#### Information shown ####

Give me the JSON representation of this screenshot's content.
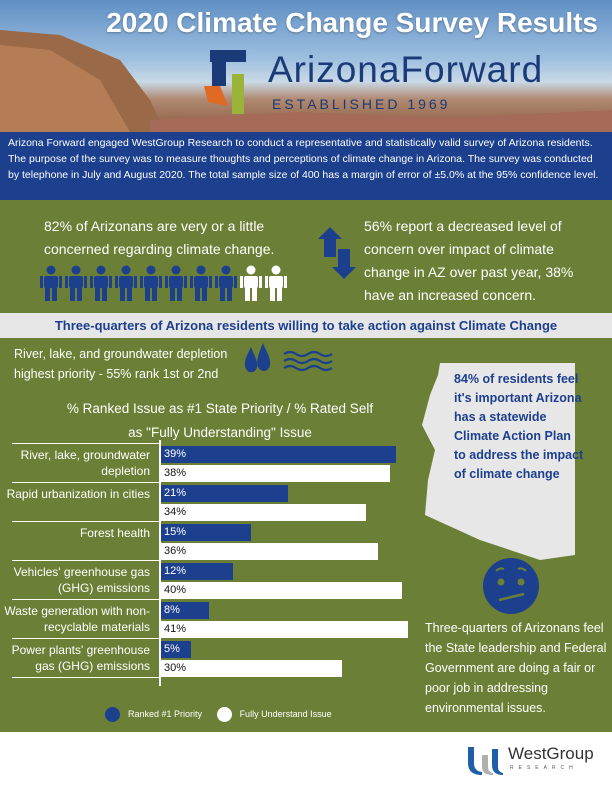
{
  "header": {
    "title": "2020 Climate Change Survey Results",
    "logo_text": "ArizonaForward",
    "logo_tagline": "ESTABLISHED 1969"
  },
  "intro": "Arizona Forward engaged WestGroup Research to conduct a representative and statistically valid survey of Arizona residents. The purpose of the survey was to measure thoughts and perceptions of climate change in Arizona. The survey was conducted by telephone in July and August 2020. The total sample size of 400 has a margin of error of ±5.0% at the 95% confidence level.",
  "stats": {
    "concerned": "82% of Arizonans are very or a little concerned regarding climate change.",
    "concerned_icons": {
      "filled": 8,
      "total": 10,
      "filled_color": "#1c3f8e",
      "empty_color": "#ffffff"
    },
    "concern_change": "56% report a decreased level of concern over impact of climate change in AZ over past year,  38% have an increased concern."
  },
  "banner": "Three-quarters of Arizona residents willing to take action against Climate Change",
  "water_priority": "River, lake, and groundwater depletion highest priority  - 55% rank 1st or 2nd",
  "climate_plan": "84% of residents feel it's important Arizona has a statewide Climate Action Plan to address the impact of climate change",
  "government": "Three-quarters of Arizonans feel the State leadership and Federal Government are doing a fair or poor job in addressing environmental issues.",
  "colors": {
    "green": "#6b8036",
    "blue": "#1c3f8e",
    "band": "#e6e6e6"
  },
  "chart_data": {
    "type": "bar",
    "orientation": "horizontal",
    "title": "% Ranked Issue as #1 State Priority / % Rated Self as \"Fully Understanding\" Issue",
    "categories": [
      "River, lake, groundwater depletion",
      "Rapid urbanization in cities",
      "Forest health",
      "Vehicles' greenhouse gas (GHG) emissions",
      "Waste generation with non-recyclable materials",
      "Power plants' greenhouse gas (GHG) emissions"
    ],
    "series": [
      {
        "name": "Ranked #1 Priority",
        "color": "#1c3f8e",
        "values": [
          39,
          21,
          15,
          12,
          8,
          5
        ],
        "labels": [
          "39%",
          "21%",
          "15%",
          "12%",
          "8%",
          "5%"
        ]
      },
      {
        "name": "Fully Understand Issue",
        "color": "#ffffff",
        "values": [
          38,
          34,
          36,
          40,
          41,
          30
        ],
        "labels": [
          "38%",
          "34%",
          "36%",
          "40%",
          "41%",
          "30%"
        ]
      }
    ],
    "legend": "bottom"
  },
  "footer": {
    "logo_text": "WestGroup",
    "logo_sub": "RESEARCH"
  }
}
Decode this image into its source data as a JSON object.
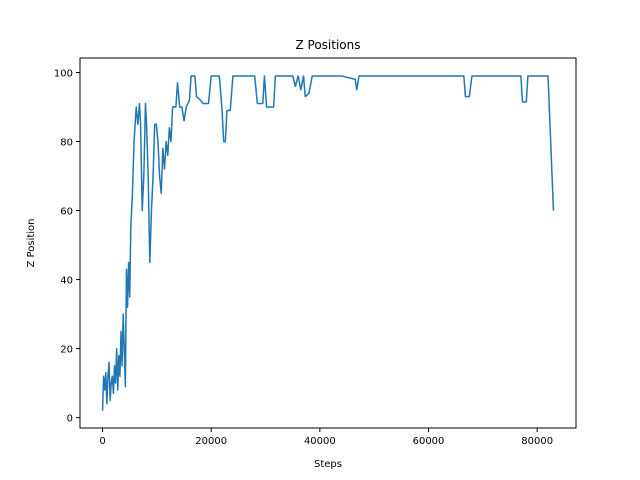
{
  "chart_data": {
    "type": "line",
    "title": "Z Positions",
    "xlabel": "Steps",
    "ylabel": "Z Position",
    "x": [
      0,
      200,
      400,
      600,
      800,
      1000,
      1200,
      1400,
      1600,
      1800,
      2000,
      2200,
      2400,
      2600,
      2800,
      3000,
      3200,
      3400,
      3600,
      3800,
      4000,
      4200,
      4400,
      4600,
      4800,
      5000,
      5200,
      5500,
      5800,
      6200,
      6500,
      6800,
      7000,
      7300,
      7600,
      7900,
      8100,
      8400,
      8700,
      9000,
      9300,
      9600,
      9900,
      10200,
      10500,
      10800,
      11100,
      11400,
      11700,
      12000,
      12300,
      12600,
      12900,
      13500,
      13800,
      14200,
      14600,
      15000,
      15400,
      16000,
      16300,
      17000,
      17300,
      18000,
      18500,
      19500,
      20000,
      21500,
      22000,
      22300,
      22600,
      22900,
      23500,
      24000,
      28000,
      28500,
      29500,
      29800,
      30200,
      31500,
      31800,
      35000,
      35500,
      36000,
      36500,
      37000,
      37300,
      38000,
      38600,
      44000,
      46500,
      46800,
      47200,
      55000,
      60000,
      66500,
      66800,
      67500,
      68000,
      77000,
      77300,
      78000,
      78300,
      82000,
      83000
    ],
    "series": [
      {
        "name": "Z Position",
        "color": "#1f77b4",
        "values": [
          2,
          12,
          8,
          13,
          4,
          12,
          16,
          5,
          10,
          12,
          7,
          15,
          10,
          20,
          8,
          18,
          12,
          25,
          15,
          30,
          20,
          9,
          43,
          32,
          45,
          35,
          55,
          65,
          80,
          90,
          85,
          91,
          85,
          60,
          70,
          91,
          85,
          70,
          45,
          60,
          70,
          85,
          85,
          80,
          70,
          65,
          78,
          72,
          80,
          76,
          84,
          80,
          90,
          90,
          97,
          90,
          90,
          86,
          90,
          92,
          99,
          99,
          93,
          92,
          91,
          91,
          99,
          99,
          89,
          80,
          80,
          89,
          89,
          99,
          99,
          91,
          91,
          99,
          90,
          90,
          99,
          99,
          96,
          99,
          95,
          99,
          93,
          94,
          99,
          99,
          98,
          95,
          99,
          99,
          99,
          99,
          93,
          93,
          99,
          99,
          91.5,
          91.5,
          99,
          99,
          60
        ]
      }
    ],
    "xlim": [
      -4150,
      87150
    ],
    "ylim": [
      -3,
      104.2
    ],
    "xticks": [
      0,
      20000,
      40000,
      60000,
      80000
    ],
    "yticks": [
      0,
      20,
      40,
      60,
      80,
      100
    ]
  }
}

####

• [Task to carry out] Could you reproduce every record above exactly, leaving out the pictures?

• [Written answer]
Give me the JSON representation of this screenshot's content.
{
  "header": {
    "title": "2020 Climate Change Survey Results",
    "logo_text": "ArizonaForward",
    "logo_tagline": "ESTABLISHED 1969"
  },
  "intro": "Arizona Forward engaged WestGroup Research to conduct a representative and statistically valid survey of Arizona residents. The purpose of the survey was to measure thoughts and perceptions of climate change in Arizona. The survey was conducted by telephone in July and August 2020. The total sample size of 400 has a margin of error of ±5.0% at the 95% confidence level.",
  "stats": {
    "concerned": "82% of Arizonans are very or a little concerned regarding climate change.",
    "concerned_icons": {
      "filled": 8,
      "total": 10,
      "filled_color": "#1c3f8e",
      "empty_color": "#ffffff"
    },
    "concern_change": "56% report a decreased level of concern over impact of climate change in AZ over past year,  38% have an increased concern."
  },
  "banner": "Three-quarters of Arizona residents willing to take action against Climate Change",
  "water_priority": "River, lake, and groundwater depletion highest priority  - 55% rank 1st or 2nd",
  "climate_plan": "84% of residents feel it's important Arizona has a statewide Climate Action Plan to address the impact of climate change",
  "government": "Three-quarters of Arizonans feel the State leadership and Federal Government are doing a fair or poor job in addressing environmental issues.",
  "colors": {
    "green": "#6b8036",
    "blue": "#1c3f8e",
    "band": "#e6e6e6"
  },
  "chart_data": {
    "type": "bar",
    "orientation": "horizontal",
    "title": "% Ranked Issue as #1 State Priority / % Rated Self as \"Fully Understanding\" Issue",
    "categories": [
      "River, lake, groundwater depletion",
      "Rapid urbanization in cities",
      "Forest health",
      "Vehicles' greenhouse gas (GHG) emissions",
      "Waste generation with non-recyclable materials",
      "Power plants' greenhouse gas (GHG) emissions"
    ],
    "series": [
      {
        "name": "Ranked #1 Priority",
        "color": "#1c3f8e",
        "values": [
          39,
          21,
          15,
          12,
          8,
          5
        ],
        "labels": [
          "39%",
          "21%",
          "15%",
          "12%",
          "8%",
          "5%"
        ]
      },
      {
        "name": "Fully Understand Issue",
        "color": "#ffffff",
        "values": [
          38,
          34,
          36,
          40,
          41,
          30
        ],
        "labels": [
          "38%",
          "34%",
          "36%",
          "40%",
          "41%",
          "30%"
        ]
      }
    ],
    "legend": "bottom"
  },
  "footer": {
    "logo_text": "WestGroup",
    "logo_sub": "RESEARCH"
  }
}
Decode this image into its source data as a JSON object.
{
  "chart_data": {
    "type": "line",
    "title": "Z Positions",
    "xlabel": "Steps",
    "ylabel": "Z Position",
    "x": [
      0,
      200,
      400,
      600,
      800,
      1000,
      1200,
      1400,
      1600,
      1800,
      2000,
      2200,
      2400,
      2600,
      2800,
      3000,
      3200,
      3400,
      3600,
      3800,
      4000,
      4200,
      4400,
      4600,
      4800,
      5000,
      5200,
      5500,
      5800,
      6200,
      6500,
      6800,
      7000,
      7300,
      7600,
      7900,
      8100,
      8400,
      8700,
      9000,
      9300,
      9600,
      9900,
      10200,
      10500,
      10800,
      11100,
      11400,
      11700,
      12000,
      12300,
      12600,
      12900,
      13500,
      13800,
      14200,
      14600,
      15000,
      15400,
      16000,
      16300,
      17000,
      17300,
      18000,
      18500,
      19500,
      20000,
      21500,
      22000,
      22300,
      22600,
      22900,
      23500,
      24000,
      28000,
      28500,
      29500,
      29800,
      30200,
      31500,
      31800,
      35000,
      35500,
      36000,
      36500,
      37000,
      37300,
      38000,
      38600,
      44000,
      46500,
      46800,
      47200,
      55000,
      60000,
      66500,
      66800,
      67500,
      68000,
      77000,
      77300,
      78000,
      78300,
      82000,
      83000
    ],
    "series": [
      {
        "name": "Z Position",
        "color": "#1f77b4",
        "values": [
          2,
          12,
          8,
          13,
          4,
          12,
          16,
          5,
          10,
          12,
          7,
          15,
          10,
          20,
          8,
          18,
          12,
          25,
          15,
          30,
          20,
          9,
          43,
          32,
          45,
          35,
          55,
          65,
          80,
          90,
          85,
          91,
          85,
          60,
          70,
          91,
          85,
          70,
          45,
          60,
          70,
          85,
          85,
          80,
          70,
          65,
          78,
          72,
          80,
          76,
          84,
          80,
          90,
          90,
          97,
          90,
          90,
          86,
          90,
          92,
          99,
          99,
          93,
          92,
          91,
          91,
          99,
          99,
          89,
          80,
          80,
          89,
          89,
          99,
          99,
          91,
          91,
          99,
          90,
          90,
          99,
          99,
          96,
          99,
          95,
          99,
          93,
          94,
          99,
          99,
          98,
          95,
          99,
          99,
          99,
          99,
          93,
          93,
          99,
          99,
          91.5,
          91.5,
          99,
          99,
          60
        ]
      }
    ],
    "xlim": [
      -4150,
      87150
    ],
    "ylim": [
      -3,
      104.2
    ],
    "xticks": [
      0,
      20000,
      40000,
      60000,
      80000
    ],
    "yticks": [
      0,
      20,
      40,
      60,
      80,
      100
    ]
  }
}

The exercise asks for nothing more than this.